§ Given information:
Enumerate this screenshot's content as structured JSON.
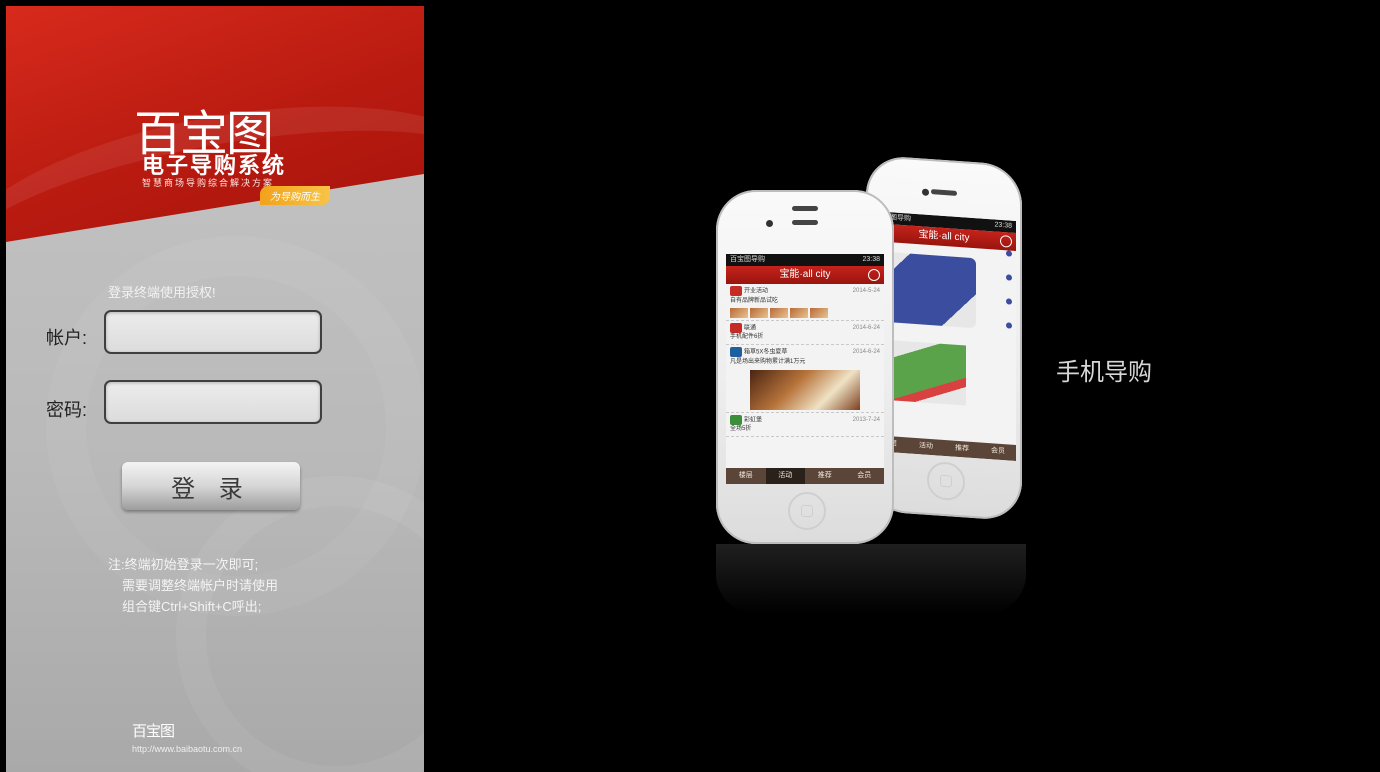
{
  "brand": {
    "logo_text": "百宝图",
    "title": "电子导购系统",
    "subtitle": "智慧商场导购综合解决方案",
    "tagline": "为导购而生"
  },
  "login": {
    "hint": "登录终端使用授权!",
    "account_label": "帐户:",
    "account_value": "",
    "password_label": "密码:",
    "password_value": "",
    "submit_label": "登 录"
  },
  "note": {
    "line1": "注:终端初始登录一次即可;",
    "line2": "需要调整终端帐户时请使用",
    "line3": "组合键Ctrl+Shift+C呼出;"
  },
  "footer": {
    "logo_text": "百宝图",
    "url": "http://www.baibaotu.com.cn"
  },
  "promo": {
    "caption": "手机导购",
    "front_phone": {
      "status_left": "百宝图导购",
      "status_right": "23:38",
      "app_title": "宝能·all city",
      "items": [
        {
          "name": "开业活动",
          "date": "2014-5-24",
          "desc": "自有品牌新品试吃"
        },
        {
          "name": "联通",
          "date": "2014-6-24",
          "desc": "手机配件6折"
        },
        {
          "name": "箱草5X冬虫夏草",
          "date": "2014-6-24",
          "desc": "凡是场出来购物累计满1万元"
        },
        {
          "name": "彩虹堡",
          "date": "2013-7-24",
          "desc": "全场5折"
        }
      ],
      "tabs": [
        "楼层",
        "活动",
        "推荐",
        "会员"
      ],
      "active_tab": "活动"
    },
    "back_phone": {
      "status_left": "百宝图导购",
      "status_right": "23:38",
      "app_title": "宝能·all city",
      "tabs": [
        "楼层",
        "活动",
        "推荐",
        "会员"
      ]
    }
  }
}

§ Directive: Copy each line of the listing that includes "name".

§ Correct output:
          "name": "开业活动",
          "name": "联通",
          "name": "箱草5X冬虫夏草",
          "name": "彩虹堡",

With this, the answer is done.